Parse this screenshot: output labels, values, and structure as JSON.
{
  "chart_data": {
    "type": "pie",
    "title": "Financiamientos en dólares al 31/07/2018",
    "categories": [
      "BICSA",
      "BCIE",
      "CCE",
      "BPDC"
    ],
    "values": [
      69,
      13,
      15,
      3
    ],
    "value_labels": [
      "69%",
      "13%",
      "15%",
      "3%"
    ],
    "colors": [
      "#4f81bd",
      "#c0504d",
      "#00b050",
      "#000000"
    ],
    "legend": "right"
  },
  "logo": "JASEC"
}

**********

## Written task
Extract every line above that contains the word "values".

## Response
Parse this screenshot: output labels, values, and structure as JSON.
    "values": [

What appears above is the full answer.